### What is expected
Where a line holds "nProduction", copy it.

>> start Data rows

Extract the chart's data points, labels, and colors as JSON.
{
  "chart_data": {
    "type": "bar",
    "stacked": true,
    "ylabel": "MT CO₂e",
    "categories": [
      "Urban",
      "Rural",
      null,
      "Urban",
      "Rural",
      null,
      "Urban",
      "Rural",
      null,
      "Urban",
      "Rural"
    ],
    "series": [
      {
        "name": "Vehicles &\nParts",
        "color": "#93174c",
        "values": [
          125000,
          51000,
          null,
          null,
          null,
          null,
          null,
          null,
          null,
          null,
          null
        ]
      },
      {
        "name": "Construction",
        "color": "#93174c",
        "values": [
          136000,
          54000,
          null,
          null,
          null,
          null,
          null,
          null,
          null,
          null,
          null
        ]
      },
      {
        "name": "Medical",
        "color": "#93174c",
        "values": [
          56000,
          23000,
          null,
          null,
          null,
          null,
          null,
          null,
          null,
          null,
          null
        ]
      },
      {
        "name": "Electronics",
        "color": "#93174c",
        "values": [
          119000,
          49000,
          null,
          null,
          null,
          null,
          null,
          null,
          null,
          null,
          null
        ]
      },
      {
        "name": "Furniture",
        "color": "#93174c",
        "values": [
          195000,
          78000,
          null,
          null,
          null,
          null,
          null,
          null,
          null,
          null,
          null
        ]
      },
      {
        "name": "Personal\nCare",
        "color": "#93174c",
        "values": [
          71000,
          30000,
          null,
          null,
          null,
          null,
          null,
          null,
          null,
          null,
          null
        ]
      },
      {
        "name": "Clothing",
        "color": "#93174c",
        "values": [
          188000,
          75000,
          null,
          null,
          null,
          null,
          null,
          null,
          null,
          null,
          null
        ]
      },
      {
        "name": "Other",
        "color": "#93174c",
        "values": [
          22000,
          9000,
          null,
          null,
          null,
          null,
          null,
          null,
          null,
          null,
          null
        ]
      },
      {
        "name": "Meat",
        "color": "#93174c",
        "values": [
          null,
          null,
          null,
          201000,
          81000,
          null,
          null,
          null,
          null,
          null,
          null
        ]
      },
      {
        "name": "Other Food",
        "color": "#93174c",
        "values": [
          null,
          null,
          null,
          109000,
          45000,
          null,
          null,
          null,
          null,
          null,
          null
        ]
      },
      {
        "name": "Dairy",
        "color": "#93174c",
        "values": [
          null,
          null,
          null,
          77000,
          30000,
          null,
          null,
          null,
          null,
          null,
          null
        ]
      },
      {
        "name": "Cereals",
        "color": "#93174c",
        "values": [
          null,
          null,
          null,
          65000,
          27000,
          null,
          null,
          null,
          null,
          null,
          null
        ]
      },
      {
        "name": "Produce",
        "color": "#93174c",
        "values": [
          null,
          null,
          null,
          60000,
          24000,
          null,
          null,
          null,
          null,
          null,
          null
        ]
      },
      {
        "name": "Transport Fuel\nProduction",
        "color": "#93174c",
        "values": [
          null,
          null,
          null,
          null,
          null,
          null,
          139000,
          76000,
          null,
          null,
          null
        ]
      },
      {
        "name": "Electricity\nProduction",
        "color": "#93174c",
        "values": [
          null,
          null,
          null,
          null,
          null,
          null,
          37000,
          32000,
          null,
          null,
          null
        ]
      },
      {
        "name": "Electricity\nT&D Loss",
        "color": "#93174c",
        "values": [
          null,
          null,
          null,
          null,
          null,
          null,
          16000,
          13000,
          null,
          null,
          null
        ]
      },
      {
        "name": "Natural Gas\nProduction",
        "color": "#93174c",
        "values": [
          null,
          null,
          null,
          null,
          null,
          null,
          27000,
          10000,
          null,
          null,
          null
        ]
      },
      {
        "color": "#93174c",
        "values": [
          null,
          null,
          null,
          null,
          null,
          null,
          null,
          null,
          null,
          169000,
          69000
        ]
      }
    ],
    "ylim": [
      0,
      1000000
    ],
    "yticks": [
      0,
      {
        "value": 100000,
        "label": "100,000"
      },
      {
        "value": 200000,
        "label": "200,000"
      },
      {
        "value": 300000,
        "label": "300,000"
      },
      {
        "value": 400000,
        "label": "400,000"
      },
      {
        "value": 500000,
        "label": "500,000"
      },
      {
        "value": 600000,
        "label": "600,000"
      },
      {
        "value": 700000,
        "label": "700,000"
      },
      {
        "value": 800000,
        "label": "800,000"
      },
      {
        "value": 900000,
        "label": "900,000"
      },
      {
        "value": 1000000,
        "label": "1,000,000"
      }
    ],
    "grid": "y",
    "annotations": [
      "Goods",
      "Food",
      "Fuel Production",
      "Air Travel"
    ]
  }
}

>> end Data rows

### Exercise response
        "name": "Transport Fuel\nProduction",
        "name": "Electricity\nProduction",
        "name": "Natural Gas\nProduction",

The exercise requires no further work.